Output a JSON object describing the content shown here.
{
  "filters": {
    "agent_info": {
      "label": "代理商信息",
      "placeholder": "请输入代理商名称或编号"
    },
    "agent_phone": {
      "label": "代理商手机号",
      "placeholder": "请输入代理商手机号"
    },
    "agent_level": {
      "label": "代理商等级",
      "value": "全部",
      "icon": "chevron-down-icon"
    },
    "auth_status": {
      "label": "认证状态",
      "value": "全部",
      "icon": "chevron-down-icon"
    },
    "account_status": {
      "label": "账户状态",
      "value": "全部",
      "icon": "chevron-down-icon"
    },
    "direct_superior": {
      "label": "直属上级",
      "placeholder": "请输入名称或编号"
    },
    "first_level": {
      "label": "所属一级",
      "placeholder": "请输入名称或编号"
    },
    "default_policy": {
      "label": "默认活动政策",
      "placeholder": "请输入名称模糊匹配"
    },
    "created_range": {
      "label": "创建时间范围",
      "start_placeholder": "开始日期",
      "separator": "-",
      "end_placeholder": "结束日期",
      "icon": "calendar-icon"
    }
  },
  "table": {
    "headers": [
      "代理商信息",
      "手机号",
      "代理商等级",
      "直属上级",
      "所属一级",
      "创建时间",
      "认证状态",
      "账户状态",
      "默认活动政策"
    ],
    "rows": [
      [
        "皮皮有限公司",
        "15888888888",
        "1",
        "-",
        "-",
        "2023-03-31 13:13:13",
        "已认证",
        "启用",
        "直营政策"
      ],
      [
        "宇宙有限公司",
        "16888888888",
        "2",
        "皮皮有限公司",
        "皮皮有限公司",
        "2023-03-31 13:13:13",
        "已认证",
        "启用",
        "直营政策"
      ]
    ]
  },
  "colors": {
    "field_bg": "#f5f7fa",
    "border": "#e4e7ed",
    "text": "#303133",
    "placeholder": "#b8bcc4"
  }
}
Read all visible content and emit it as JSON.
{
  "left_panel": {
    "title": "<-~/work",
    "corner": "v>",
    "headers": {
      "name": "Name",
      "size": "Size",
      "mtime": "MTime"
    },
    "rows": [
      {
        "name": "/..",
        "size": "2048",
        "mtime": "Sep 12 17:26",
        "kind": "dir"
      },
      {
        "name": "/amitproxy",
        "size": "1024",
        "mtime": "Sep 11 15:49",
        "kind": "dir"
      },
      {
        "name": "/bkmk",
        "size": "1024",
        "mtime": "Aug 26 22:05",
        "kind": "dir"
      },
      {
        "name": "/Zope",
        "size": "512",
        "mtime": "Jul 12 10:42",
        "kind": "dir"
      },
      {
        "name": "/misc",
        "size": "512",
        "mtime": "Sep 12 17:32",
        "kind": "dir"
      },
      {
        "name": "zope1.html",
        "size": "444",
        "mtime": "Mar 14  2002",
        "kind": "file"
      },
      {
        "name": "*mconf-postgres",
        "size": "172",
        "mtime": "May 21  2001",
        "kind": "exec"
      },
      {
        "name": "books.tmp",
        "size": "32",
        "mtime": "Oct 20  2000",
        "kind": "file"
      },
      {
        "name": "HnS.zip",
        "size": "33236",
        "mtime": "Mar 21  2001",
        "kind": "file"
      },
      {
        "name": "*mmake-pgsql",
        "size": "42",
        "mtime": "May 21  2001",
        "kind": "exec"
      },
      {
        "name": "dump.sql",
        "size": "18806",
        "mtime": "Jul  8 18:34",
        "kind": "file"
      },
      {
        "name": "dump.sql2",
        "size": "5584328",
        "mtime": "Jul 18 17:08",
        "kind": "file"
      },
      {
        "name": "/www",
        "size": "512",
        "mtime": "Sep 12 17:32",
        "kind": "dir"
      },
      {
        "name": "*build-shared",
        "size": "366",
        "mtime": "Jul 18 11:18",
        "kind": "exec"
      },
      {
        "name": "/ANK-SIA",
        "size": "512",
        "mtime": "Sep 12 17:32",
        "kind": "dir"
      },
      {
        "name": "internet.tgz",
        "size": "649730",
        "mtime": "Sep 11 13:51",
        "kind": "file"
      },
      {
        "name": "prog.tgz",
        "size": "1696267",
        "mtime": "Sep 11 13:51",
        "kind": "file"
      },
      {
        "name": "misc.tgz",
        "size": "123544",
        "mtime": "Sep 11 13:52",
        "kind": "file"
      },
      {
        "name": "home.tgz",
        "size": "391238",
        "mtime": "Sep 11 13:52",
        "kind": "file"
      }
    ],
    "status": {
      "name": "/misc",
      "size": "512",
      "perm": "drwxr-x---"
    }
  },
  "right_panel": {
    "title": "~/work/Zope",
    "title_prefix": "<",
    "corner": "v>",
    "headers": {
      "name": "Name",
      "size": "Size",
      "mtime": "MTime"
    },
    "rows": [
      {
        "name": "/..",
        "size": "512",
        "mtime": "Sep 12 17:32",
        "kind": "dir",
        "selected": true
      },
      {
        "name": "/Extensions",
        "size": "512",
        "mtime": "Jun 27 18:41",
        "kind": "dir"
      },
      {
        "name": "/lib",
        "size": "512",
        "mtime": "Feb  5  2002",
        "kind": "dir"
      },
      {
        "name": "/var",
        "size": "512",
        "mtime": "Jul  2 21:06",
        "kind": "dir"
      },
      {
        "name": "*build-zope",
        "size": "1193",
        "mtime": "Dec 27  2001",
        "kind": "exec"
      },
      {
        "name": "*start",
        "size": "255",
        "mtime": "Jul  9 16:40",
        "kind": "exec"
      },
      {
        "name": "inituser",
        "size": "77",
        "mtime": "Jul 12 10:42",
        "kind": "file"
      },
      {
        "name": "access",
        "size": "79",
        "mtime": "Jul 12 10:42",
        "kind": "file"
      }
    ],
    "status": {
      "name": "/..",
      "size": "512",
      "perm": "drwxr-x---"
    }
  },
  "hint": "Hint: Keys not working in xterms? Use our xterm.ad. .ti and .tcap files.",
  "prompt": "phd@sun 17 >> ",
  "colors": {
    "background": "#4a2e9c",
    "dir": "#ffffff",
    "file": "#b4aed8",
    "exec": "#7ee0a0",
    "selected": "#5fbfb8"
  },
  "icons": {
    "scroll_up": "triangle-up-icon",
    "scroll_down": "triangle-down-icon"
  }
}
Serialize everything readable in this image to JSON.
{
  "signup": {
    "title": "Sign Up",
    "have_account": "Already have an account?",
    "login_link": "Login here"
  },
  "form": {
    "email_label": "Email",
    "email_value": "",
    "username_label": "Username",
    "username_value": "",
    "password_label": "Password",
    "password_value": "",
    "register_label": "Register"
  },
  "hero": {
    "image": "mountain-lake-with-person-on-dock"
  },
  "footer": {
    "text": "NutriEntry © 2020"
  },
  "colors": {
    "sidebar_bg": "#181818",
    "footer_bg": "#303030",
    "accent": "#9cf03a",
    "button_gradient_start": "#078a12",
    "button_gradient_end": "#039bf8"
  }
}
┄┄┄┄┄┄
- [Exercise requirements] From the preceding material, extract every line exactly.

- [Exercise solution]
Output a JSON object describing the content shown here.
{
  "filters": {
    "agent_info": {
      "label": "代理商信息",
      "placeholder": "请输入代理商名称或编号"
    },
    "agent_phone": {
      "label": "代理商手机号",
      "placeholder": "请输入代理商手机号"
    },
    "agent_level": {
      "label": "代理商等级",
      "value": "全部",
      "icon": "chevron-down-icon"
    },
    "auth_status": {
      "label": "认证状态",
      "value": "全部",
      "icon": "chevron-down-icon"
    },
    "account_status": {
      "label": "账户状态",
      "value": "全部",
      "icon": "chevron-down-icon"
    },
    "direct_superior": {
      "label": "直属上级",
      "placeholder": "请输入名称或编号"
    },
    "first_level": {
      "label": "所属一级",
      "placeholder": "请输入名称或编号"
    },
    "default_policy": {
      "label": "默认活动政策",
      "placeholder": "请输入名称模糊匹配"
    },
    "created_range": {
      "label": "创建时间范围",
      "start_placeholder": "开始日期",
      "separator": "-",
      "end_placeholder": "结束日期",
      "icon": "calendar-icon"
    }
  },
  "table": {
    "headers": [
      "代理商信息",
      "手机号",
      "代理商等级",
      "直属上级",
      "所属一级",
      "创建时间",
      "认证状态",
      "账户状态",
      "默认活动政策"
    ],
    "rows": [
      [
        "皮皮有限公司",
        "15888888888",
        "1",
        "-",
        "-",
        "2023-03-31 13:13:13",
        "已认证",
        "启用",
        "直营政策"
      ],
      [
        "宇宙有限公司",
        "16888888888",
        "2",
        "皮皮有限公司",
        "皮皮有限公司",
        "2023-03-31 13:13:13",
        "已认证",
        "启用",
        "直营政策"
      ]
    ]
  },
  "colors": {
    "field_bg": "#f5f7fa",
    "border": "#e4e7ed",
    "text": "#303133",
    "placeholder": "#b8bcc4"
  }
}
Read all visible content and emit it as JSON.
{
  "left_panel": {
    "title": "<-~/work",
    "corner": "v>",
    "headers": {
      "name": "Name",
      "size": "Size",
      "mtime": "MTime"
    },
    "rows": [
      {
        "name": "/..",
        "size": "2048",
        "mtime": "Sep 12 17:26",
        "kind": "dir"
      },
      {
        "name": "/amitproxy",
        "size": "1024",
        "mtime": "Sep 11 15:49",
        "kind": "dir"
      },
      {
        "name": "/bkmk",
        "size": "1024",
        "mtime": "Aug 26 22:05",
        "kind": "dir"
      },
      {
        "name": "/Zope",
        "size": "512",
        "mtime": "Jul 12 10:42",
        "kind": "dir"
      },
      {
        "name": "/misc",
        "size": "512",
        "mtime": "Sep 12 17:32",
        "kind": "dir"
      },
      {
        "name": "zope1.html",
        "size": "444",
        "mtime": "Mar 14  2002",
        "kind": "file"
      },
      {
        "name": "*mconf-postgres",
        "size": "172",
        "mtime": "May 21  2001",
        "kind": "exec"
      },
      {
        "name": "books.tmp",
        "size": "32",
        "mtime": "Oct 20  2000",
        "kind": "file"
      },
      {
        "name": "HnS.zip",
        "size": "33236",
        "mtime": "Mar 21  2001",
        "kind": "file"
      },
      {
        "name": "*mmake-pgsql",
        "size": "42",
        "mtime": "May 21  2001",
        "kind": "exec"
      },
      {
        "name": "dump.sql",
        "size": "18806",
        "mtime": "Jul  8 18:34",
        "kind": "file"
      },
      {
        "name": "dump.sql2",
        "size": "5584328",
        "mtime": "Jul 18 17:08",
        "kind": "file"
      },
      {
        "name": "/www",
        "size": "512",
        "mtime": "Sep 12 17:32",
        "kind": "dir"
      },
      {
        "name": "*build-shared",
        "size": "366",
        "mtime": "Jul 18 11:18",
        "kind": "exec"
      },
      {
        "name": "/ANK-SIA",
        "size": "512",
        "mtime": "Sep 12 17:32",
        "kind": "dir"
      },
      {
        "name": "internet.tgz",
        "size": "649730",
        "mtime": "Sep 11 13:51",
        "kind": "file"
      },
      {
        "name": "prog.tgz",
        "size": "1696267",
        "mtime": "Sep 11 13:51",
        "kind": "file"
      },
      {
        "name": "misc.tgz",
        "size": "123544",
        "mtime": "Sep 11 13:52",
        "kind": "file"
      },
      {
        "name": "home.tgz",
        "size": "391238",
        "mtime": "Sep 11 13:52",
        "kind": "file"
      }
    ],
    "status": {
      "name": "/misc",
      "size": "512",
      "perm": "drwxr-x---"
    }
  },
  "right_panel": {
    "title": "~/work/Zope",
    "title_prefix": "<",
    "corner": "v>",
    "headers": {
      "name": "Name",
      "size": "Size",
      "mtime": "MTime"
    },
    "rows": [
      {
        "name": "/..",
        "size": "512",
        "mtime": "Sep 12 17:32",
        "kind": "dir",
        "selected": true
      },
      {
        "name": "/Extensions",
        "size": "512",
        "mtime": "Jun 27 18:41",
        "kind": "dir"
      },
      {
        "name": "/lib",
        "size": "512",
        "mtime": "Feb  5  2002",
        "kind": "dir"
      },
      {
        "name": "/var",
        "size": "512",
        "mtime": "Jul  2 21:06",
        "kind": "dir"
      },
      {
        "name": "*build-zope",
        "size": "1193",
        "mtime": "Dec 27  2001",
        "kind": "exec"
      },
      {
        "name": "*start",
        "size": "255",
        "mtime": "Jul  9 16:40",
        "kind": "exec"
      },
      {
        "name": "inituser",
        "size": "77",
        "mtime": "Jul 12 10:42",
        "kind": "file"
      },
      {
        "name": "access",
        "size": "79",
        "mtime": "Jul 12 10:42",
        "kind": "file"
      }
    ],
    "status": {
      "name": "/..",
      "size": "512",
      "perm": "drwxr-x---"
    }
  },
  "hint": "Hint: Keys not working in xterms? Use our xterm.ad. .ti and .tcap files.",
  "prompt": "phd@sun 17 >> ",
  "colors": {
    "background": "#4a2e9c",
    "dir": "#ffffff",
    "file": "#b4aed8",
    "exec": "#7ee0a0",
    "selected": "#5fbfb8"
  },
  "icons": {
    "scroll_up": "triangle-up-icon",
    "scroll_down": "triangle-down-icon"
  }
}
Serialize everything readable in this image to JSON.
{
  "signup": {
    "title": "Sign Up",
    "have_account": "Already have an account?",
    "login_link": "Login here"
  },
  "form": {
    "email_label": "Email",
    "email_value": "",
    "username_label": "Username",
    "username_value": "",
    "password_label": "Password",
    "password_value": "",
    "register_label": "Register"
  },
  "hero": {
    "image": "mountain-lake-with-person-on-dock"
  },
  "footer": {
    "text": "NutriEntry © 2020"
  },
  "colors": {
    "sidebar_bg": "#181818",
    "footer_bg": "#303030",
    "accent": "#9cf03a",
    "button_gradient_start": "#078a12",
    "button_gradient_end": "#039bf8"
  }
}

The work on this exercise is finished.